begin

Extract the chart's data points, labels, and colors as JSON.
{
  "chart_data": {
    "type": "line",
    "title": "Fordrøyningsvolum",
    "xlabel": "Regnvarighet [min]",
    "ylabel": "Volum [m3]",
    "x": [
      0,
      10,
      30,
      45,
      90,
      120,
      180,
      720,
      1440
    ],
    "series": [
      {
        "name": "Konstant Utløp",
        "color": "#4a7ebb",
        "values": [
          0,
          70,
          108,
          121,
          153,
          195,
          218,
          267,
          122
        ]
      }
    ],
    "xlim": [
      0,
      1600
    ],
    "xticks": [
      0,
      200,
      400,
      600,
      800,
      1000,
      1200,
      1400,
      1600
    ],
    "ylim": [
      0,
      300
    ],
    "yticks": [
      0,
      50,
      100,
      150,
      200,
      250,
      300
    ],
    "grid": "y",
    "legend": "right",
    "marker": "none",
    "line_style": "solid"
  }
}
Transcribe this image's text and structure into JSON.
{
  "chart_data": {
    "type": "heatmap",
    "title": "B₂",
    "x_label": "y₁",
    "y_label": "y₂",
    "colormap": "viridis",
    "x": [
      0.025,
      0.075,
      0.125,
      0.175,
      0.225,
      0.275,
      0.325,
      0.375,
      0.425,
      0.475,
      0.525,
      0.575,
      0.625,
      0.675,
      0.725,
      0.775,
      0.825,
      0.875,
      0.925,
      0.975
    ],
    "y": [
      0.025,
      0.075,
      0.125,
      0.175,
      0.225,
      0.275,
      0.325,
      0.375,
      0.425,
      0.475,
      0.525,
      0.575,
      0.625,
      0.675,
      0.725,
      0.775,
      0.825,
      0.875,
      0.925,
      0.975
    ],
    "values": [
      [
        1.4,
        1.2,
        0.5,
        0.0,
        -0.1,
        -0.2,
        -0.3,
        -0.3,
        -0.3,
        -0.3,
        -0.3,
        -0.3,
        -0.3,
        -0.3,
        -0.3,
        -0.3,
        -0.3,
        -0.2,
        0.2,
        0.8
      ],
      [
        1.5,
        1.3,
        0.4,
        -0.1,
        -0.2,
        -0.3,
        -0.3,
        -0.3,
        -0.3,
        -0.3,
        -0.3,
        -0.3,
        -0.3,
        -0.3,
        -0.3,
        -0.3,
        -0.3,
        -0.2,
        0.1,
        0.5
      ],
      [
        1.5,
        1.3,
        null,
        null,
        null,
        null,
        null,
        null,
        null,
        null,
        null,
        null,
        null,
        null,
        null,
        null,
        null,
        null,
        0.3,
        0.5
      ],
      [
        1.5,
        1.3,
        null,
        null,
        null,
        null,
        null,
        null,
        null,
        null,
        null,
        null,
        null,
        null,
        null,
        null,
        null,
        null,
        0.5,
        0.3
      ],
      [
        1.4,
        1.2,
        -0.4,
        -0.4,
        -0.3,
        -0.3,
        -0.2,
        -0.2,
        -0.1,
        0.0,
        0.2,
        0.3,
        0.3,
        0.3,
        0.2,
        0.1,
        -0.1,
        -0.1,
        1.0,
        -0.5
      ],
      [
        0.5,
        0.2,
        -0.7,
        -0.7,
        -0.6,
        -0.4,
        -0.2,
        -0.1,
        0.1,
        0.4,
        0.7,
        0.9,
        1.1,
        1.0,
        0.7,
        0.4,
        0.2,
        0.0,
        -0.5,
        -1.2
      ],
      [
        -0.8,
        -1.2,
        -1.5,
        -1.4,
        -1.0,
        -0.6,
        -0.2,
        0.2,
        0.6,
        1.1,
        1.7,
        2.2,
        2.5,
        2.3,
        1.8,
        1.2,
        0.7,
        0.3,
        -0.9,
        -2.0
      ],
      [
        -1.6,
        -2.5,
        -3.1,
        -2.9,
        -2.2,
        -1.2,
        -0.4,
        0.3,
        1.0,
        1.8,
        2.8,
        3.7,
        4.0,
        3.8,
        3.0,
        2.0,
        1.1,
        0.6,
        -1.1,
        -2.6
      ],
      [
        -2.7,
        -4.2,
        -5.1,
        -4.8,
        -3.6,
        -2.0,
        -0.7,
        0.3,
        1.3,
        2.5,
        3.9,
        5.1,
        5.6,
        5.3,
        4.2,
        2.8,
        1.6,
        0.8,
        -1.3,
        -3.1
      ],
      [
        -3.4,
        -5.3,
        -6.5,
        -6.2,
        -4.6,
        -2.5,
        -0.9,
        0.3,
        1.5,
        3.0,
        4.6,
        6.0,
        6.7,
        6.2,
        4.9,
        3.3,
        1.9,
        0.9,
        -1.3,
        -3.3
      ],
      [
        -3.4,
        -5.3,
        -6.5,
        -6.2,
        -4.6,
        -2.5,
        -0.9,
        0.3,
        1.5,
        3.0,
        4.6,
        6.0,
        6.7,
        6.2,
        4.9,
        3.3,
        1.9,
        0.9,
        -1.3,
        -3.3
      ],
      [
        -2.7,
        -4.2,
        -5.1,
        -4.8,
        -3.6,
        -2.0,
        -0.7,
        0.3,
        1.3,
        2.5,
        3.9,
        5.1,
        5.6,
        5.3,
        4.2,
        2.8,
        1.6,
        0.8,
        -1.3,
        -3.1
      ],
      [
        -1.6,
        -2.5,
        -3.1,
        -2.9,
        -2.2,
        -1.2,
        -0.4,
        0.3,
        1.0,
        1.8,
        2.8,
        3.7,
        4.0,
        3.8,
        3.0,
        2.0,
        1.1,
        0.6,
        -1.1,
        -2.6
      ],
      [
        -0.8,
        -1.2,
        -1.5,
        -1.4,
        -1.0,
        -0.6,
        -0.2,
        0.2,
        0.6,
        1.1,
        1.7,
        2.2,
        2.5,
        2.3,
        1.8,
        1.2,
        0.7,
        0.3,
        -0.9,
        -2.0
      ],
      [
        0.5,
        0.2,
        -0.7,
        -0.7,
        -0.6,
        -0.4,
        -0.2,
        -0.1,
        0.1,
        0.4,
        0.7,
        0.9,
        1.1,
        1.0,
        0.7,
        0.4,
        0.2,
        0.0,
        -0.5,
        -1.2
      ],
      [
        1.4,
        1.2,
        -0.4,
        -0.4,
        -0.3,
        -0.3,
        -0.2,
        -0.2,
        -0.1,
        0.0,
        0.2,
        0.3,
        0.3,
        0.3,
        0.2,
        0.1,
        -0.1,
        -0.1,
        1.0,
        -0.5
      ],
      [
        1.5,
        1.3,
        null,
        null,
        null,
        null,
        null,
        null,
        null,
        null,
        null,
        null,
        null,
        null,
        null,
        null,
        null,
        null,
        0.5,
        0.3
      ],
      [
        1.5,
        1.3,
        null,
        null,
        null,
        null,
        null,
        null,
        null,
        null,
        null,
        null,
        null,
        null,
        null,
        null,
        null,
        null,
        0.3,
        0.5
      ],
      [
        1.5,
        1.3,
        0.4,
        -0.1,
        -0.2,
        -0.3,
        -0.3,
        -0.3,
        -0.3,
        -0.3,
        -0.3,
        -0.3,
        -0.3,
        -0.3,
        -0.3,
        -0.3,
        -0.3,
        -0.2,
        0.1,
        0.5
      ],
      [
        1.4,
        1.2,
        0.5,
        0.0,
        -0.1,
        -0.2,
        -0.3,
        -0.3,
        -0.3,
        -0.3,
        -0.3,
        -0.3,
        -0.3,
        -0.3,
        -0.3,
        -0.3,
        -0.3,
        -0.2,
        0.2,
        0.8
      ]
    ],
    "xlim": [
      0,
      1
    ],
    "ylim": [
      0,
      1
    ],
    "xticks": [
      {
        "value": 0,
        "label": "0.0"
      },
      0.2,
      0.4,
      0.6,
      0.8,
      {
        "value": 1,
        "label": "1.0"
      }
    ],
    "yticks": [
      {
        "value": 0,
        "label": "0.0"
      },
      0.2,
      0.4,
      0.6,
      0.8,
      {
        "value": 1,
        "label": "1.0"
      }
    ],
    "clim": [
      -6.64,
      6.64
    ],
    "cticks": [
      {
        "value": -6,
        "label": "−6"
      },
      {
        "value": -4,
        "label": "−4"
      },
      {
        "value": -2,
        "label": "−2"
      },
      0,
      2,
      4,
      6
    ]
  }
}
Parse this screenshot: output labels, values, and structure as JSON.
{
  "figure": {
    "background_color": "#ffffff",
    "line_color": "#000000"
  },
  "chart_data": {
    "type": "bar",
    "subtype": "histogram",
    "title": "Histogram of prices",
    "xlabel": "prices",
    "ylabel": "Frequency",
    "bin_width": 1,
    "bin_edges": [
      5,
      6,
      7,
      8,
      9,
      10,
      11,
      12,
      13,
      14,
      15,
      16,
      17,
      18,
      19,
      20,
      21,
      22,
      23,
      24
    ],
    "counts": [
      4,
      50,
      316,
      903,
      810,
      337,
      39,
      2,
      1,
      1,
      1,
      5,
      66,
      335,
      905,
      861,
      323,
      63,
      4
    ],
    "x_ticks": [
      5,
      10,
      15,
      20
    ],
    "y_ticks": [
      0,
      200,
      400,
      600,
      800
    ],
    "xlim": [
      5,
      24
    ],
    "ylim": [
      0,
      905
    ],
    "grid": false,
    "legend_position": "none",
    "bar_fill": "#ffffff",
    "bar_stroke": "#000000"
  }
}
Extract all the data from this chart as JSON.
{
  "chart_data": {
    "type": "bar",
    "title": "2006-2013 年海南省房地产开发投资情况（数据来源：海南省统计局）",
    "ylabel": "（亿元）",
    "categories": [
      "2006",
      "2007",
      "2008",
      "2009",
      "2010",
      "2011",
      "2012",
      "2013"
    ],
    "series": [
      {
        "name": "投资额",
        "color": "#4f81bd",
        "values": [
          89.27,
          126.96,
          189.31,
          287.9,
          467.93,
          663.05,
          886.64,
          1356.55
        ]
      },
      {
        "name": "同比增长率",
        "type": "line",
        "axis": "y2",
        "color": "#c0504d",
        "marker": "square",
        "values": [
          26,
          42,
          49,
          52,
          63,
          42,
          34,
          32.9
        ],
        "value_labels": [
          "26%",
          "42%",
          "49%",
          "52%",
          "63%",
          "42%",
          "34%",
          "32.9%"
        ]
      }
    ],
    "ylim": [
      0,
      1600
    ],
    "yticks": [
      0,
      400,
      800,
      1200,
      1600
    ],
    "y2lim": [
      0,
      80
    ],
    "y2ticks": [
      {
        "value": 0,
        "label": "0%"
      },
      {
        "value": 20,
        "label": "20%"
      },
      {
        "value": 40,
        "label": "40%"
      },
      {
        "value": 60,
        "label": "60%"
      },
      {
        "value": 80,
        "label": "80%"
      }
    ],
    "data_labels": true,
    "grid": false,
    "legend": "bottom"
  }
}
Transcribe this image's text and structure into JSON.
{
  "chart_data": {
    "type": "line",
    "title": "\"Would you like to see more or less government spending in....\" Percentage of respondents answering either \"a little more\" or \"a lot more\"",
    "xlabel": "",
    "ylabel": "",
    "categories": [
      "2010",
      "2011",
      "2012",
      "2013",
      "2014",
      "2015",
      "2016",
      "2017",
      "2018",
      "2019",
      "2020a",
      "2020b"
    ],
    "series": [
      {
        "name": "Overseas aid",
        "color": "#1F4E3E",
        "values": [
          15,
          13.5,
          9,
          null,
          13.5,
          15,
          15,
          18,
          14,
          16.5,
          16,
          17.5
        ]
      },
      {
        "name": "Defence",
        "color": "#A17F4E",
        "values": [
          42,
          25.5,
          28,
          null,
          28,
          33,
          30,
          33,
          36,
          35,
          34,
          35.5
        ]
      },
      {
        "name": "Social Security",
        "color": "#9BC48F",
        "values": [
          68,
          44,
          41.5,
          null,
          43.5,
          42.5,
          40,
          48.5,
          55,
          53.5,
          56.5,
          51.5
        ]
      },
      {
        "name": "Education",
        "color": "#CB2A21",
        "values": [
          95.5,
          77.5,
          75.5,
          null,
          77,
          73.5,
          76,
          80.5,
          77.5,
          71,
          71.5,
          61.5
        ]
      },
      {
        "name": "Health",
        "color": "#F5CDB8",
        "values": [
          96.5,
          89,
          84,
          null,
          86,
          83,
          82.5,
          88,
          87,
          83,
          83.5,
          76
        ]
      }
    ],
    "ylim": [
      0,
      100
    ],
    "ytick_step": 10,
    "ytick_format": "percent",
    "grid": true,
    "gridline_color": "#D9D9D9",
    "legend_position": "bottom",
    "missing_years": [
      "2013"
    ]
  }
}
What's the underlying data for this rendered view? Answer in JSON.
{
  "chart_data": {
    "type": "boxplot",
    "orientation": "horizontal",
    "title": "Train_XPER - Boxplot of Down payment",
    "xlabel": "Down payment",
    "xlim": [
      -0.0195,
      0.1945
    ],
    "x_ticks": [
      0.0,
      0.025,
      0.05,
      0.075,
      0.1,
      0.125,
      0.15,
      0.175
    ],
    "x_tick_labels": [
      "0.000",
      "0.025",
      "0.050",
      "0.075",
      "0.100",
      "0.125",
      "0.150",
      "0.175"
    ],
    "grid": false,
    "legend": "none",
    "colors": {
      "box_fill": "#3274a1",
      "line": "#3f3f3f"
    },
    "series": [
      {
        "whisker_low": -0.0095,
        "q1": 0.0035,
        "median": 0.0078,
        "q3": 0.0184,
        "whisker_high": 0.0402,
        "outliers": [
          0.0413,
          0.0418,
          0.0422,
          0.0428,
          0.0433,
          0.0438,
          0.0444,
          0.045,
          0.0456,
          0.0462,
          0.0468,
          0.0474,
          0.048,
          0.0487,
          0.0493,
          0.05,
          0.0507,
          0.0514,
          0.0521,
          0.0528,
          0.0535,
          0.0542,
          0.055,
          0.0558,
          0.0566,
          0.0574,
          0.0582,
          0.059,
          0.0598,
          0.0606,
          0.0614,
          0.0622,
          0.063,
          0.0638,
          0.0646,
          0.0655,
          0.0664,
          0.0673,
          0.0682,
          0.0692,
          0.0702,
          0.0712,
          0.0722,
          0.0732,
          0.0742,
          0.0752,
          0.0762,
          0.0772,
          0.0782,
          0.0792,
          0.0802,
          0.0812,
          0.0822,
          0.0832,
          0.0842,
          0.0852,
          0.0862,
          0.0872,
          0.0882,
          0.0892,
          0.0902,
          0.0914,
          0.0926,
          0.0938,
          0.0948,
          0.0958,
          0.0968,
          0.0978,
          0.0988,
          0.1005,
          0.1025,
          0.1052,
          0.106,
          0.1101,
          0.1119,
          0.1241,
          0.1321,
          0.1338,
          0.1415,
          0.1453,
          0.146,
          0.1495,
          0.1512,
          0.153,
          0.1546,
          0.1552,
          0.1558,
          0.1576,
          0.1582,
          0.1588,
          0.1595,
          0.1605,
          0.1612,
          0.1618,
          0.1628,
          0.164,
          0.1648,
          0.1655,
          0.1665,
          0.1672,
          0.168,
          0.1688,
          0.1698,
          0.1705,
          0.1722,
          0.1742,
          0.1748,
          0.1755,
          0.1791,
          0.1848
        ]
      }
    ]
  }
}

end

◆ **Your task**:
Search the lines for "payment". Copy each line that has it.

◆ **Answer to the problem**:
    "title": "Train_XPER - Boxplot of Down payment",
    "xlabel": "Down payment",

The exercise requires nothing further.